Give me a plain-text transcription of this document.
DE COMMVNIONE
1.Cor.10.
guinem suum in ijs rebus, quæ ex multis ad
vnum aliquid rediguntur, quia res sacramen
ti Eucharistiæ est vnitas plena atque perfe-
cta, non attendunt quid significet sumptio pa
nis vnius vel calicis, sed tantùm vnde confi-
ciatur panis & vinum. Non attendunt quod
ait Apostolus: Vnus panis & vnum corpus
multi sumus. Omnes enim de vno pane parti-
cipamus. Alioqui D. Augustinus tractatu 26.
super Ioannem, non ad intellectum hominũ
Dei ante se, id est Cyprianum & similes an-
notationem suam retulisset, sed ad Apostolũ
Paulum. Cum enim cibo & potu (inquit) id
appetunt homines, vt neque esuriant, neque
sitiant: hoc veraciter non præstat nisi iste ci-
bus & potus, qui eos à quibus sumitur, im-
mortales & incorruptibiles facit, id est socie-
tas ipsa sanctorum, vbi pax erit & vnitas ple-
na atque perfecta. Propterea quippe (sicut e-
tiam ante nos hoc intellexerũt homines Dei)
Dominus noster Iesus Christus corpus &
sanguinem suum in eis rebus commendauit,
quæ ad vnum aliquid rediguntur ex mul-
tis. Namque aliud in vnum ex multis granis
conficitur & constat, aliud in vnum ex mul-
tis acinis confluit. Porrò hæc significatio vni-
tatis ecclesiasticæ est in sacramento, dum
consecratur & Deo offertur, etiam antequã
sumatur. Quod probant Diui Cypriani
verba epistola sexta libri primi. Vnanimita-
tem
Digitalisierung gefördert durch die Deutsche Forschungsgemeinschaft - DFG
+ + + +
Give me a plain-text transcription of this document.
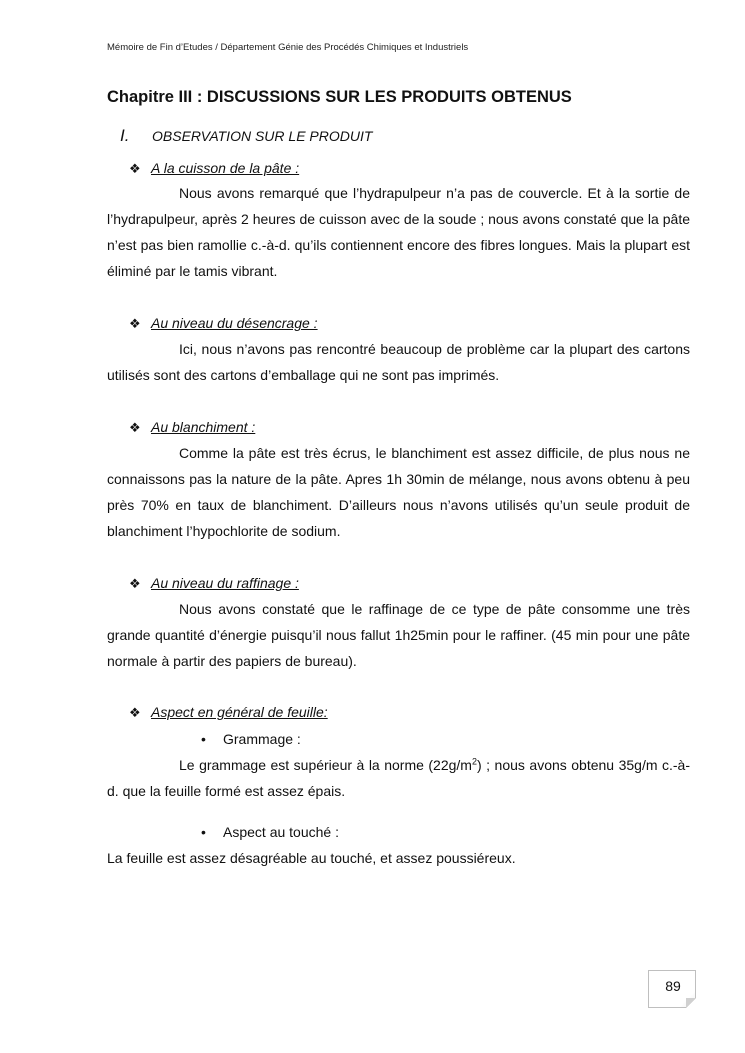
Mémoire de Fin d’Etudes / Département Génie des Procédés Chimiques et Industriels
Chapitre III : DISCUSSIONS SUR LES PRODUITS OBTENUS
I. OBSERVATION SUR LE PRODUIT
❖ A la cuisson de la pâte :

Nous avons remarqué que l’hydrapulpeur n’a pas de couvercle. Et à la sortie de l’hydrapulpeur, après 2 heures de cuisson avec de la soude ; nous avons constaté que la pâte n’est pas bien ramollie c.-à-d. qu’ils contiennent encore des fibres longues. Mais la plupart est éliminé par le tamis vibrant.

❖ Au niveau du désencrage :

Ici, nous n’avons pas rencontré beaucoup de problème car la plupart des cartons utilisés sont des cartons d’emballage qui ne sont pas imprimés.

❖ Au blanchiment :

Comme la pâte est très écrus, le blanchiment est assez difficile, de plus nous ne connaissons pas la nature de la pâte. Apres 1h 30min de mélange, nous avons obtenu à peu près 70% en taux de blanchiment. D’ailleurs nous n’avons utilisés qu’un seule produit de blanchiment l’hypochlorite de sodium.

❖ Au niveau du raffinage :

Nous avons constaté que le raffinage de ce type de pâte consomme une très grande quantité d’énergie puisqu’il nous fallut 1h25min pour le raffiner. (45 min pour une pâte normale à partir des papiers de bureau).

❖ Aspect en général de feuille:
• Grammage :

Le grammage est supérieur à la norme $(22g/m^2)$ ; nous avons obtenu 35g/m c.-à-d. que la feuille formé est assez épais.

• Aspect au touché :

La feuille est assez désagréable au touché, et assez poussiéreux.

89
+ + + +
• TASK REQUIREMENTS: Among the entries above, how many lines include the word "assez"? Give the number with no comment.

• REPLY TO THE TASK: 3